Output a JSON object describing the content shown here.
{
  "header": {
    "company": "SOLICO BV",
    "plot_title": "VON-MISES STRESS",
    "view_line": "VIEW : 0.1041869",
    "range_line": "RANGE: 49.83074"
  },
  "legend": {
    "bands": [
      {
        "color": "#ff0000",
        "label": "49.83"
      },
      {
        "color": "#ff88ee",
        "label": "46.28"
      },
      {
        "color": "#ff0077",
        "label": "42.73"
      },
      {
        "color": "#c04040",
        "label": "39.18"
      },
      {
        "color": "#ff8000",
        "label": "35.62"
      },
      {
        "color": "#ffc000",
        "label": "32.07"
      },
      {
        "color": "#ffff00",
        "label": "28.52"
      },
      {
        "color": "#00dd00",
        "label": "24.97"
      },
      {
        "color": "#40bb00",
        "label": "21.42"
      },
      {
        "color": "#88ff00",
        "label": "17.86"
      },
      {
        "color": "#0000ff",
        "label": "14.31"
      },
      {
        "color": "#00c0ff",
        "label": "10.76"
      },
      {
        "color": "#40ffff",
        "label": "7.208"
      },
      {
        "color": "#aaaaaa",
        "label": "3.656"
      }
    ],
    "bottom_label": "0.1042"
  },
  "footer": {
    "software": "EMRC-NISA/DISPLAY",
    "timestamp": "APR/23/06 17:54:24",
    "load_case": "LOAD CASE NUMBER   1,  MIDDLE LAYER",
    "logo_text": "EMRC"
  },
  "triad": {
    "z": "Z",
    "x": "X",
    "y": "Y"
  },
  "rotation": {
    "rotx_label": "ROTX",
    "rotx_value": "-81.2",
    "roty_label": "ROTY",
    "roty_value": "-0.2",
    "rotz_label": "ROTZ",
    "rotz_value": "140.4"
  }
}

────────

> _EXERCISE TASK_
Reproduce the records in full, exactly as written.

> _ANSWER IN FULL_
Output a JSON object describing the content shown here.
{
  "header": {
    "company": "SOLICO BV",
    "plot_title": "VON-MISES STRESS",
    "view_line": "VIEW : 0.1041869",
    "range_line": "RANGE: 49.83074"
  },
  "legend": {
    "bands": [
      {
        "color": "#ff0000",
        "label": "49.83"
      },
      {
        "color": "#ff88ee",
        "label": "46.28"
      },
      {
        "color": "#ff0077",
        "label": "42.73"
      },
      {
        "color": "#c04040",
        "label": "39.18"
      },
      {
        "color": "#ff8000",
        "label": "35.62"
      },
      {
        "color": "#ffc000",
        "label": "32.07"
      },
      {
        "color": "#ffff00",
        "label": "28.52"
      },
      {
        "color": "#00dd00",
        "label": "24.97"
      },
      {
        "color": "#40bb00",
        "label": "21.42"
      },
      {
        "color": "#88ff00",
        "label": "17.86"
      },
      {
        "color": "#0000ff",
        "label": "14.31"
      },
      {
        "color": "#00c0ff",
        "label": "10.76"
      },
      {
        "color": "#40ffff",
        "label": "7.208"
      },
      {
        "color": "#aaaaaa",
        "label": "3.656"
      }
    ],
    "bottom_label": "0.1042"
  },
  "footer": {
    "software": "EMRC-NISA/DISPLAY",
    "timestamp": "APR/23/06 17:54:24",
    "load_case": "LOAD CASE NUMBER   1,  MIDDLE LAYER",
    "logo_text": "EMRC"
  },
  "triad": {
    "z": "Z",
    "x": "X",
    "y": "Y"
  },
  "rotation": {
    "rotx_label": "ROTX",
    "rotx_value": "-81.2",
    "roty_label": "ROTY",
    "roty_value": "-0.2",
    "rotz_label": "ROTZ",
    "rotz_value": "140.4"
  }
}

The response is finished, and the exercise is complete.